Extracted entries -
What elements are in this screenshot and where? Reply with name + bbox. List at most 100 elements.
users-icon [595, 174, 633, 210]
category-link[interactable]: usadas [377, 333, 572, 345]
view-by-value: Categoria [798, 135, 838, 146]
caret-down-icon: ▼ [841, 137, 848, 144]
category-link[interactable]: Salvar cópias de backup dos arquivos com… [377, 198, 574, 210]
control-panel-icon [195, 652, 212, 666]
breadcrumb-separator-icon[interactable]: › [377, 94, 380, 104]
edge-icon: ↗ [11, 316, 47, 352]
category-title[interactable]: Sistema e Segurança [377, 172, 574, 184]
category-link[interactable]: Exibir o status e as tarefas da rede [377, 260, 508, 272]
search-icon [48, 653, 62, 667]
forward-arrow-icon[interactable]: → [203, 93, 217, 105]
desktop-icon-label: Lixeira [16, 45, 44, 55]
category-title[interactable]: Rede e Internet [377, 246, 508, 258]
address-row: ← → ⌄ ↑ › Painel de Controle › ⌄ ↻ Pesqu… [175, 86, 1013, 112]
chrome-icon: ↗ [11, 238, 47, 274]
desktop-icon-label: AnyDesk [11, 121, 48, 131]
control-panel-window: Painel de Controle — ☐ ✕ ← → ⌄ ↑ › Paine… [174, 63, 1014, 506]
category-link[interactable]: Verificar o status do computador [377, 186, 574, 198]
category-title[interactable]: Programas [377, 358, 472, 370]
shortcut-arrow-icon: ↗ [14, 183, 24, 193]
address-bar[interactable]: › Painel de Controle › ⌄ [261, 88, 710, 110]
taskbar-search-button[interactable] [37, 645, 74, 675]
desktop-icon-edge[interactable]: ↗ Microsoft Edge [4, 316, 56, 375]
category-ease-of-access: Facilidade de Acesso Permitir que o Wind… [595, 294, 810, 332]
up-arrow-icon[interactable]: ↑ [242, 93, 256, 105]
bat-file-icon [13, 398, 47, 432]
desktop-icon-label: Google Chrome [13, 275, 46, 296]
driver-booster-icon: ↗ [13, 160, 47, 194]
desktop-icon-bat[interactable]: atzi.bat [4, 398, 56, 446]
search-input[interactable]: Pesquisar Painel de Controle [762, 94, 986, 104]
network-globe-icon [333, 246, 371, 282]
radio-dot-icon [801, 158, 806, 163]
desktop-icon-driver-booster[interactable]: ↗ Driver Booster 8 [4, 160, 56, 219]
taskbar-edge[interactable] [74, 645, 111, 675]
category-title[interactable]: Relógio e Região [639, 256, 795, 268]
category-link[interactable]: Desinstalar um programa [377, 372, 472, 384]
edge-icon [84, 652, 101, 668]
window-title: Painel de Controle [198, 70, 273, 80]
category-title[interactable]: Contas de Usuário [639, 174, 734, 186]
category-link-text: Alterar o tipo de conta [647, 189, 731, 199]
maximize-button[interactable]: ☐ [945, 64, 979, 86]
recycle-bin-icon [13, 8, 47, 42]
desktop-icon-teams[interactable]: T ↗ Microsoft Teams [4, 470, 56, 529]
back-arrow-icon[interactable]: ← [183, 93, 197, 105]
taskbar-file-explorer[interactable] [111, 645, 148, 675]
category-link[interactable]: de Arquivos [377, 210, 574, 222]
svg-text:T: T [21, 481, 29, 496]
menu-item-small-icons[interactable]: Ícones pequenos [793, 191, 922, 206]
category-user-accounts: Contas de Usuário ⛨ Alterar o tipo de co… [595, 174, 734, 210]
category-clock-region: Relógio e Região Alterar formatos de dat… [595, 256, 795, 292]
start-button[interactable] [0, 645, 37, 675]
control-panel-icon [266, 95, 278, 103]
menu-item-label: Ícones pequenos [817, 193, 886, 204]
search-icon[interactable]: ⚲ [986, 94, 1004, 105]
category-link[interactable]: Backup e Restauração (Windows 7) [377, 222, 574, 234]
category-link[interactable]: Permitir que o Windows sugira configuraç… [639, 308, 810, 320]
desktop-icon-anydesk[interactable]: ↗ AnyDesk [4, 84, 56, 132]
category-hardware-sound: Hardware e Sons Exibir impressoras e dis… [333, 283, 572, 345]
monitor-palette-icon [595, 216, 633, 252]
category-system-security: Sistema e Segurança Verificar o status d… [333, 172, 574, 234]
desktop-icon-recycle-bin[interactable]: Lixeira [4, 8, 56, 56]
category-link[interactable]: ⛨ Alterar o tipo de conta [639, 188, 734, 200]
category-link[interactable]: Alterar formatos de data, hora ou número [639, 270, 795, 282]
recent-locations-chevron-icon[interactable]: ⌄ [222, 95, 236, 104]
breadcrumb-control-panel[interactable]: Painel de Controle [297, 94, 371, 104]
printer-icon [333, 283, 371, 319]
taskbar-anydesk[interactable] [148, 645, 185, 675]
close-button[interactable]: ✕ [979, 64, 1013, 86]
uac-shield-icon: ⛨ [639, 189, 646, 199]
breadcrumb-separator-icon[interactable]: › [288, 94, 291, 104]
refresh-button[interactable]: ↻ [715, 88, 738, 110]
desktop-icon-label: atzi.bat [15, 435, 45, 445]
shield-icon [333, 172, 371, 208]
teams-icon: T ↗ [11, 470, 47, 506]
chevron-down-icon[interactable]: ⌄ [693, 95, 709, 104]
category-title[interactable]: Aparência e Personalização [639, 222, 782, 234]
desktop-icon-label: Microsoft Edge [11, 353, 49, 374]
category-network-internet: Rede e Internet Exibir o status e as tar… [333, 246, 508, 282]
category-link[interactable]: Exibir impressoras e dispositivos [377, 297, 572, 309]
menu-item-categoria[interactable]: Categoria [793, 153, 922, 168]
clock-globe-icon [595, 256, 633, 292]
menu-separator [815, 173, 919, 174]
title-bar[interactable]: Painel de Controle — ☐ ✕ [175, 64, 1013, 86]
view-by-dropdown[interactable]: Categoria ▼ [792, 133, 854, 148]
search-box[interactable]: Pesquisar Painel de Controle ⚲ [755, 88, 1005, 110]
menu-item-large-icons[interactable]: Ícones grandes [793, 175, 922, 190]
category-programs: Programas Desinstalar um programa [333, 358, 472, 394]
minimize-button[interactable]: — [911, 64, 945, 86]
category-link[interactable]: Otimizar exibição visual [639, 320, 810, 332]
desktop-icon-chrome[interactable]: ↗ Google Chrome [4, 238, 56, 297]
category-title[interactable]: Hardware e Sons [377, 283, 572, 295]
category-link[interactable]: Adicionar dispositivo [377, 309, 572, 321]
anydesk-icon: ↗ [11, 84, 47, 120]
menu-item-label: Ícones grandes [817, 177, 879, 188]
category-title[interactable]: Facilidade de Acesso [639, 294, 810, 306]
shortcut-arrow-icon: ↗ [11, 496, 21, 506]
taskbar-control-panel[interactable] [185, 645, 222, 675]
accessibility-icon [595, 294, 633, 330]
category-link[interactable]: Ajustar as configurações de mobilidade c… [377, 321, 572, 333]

What to do - List each line in the entries above that contains the string "file".

Written response -
bat-file-icon [13, 398, 47, 432]
taskbar-file-explorer[interactable] [111, 645, 148, 675]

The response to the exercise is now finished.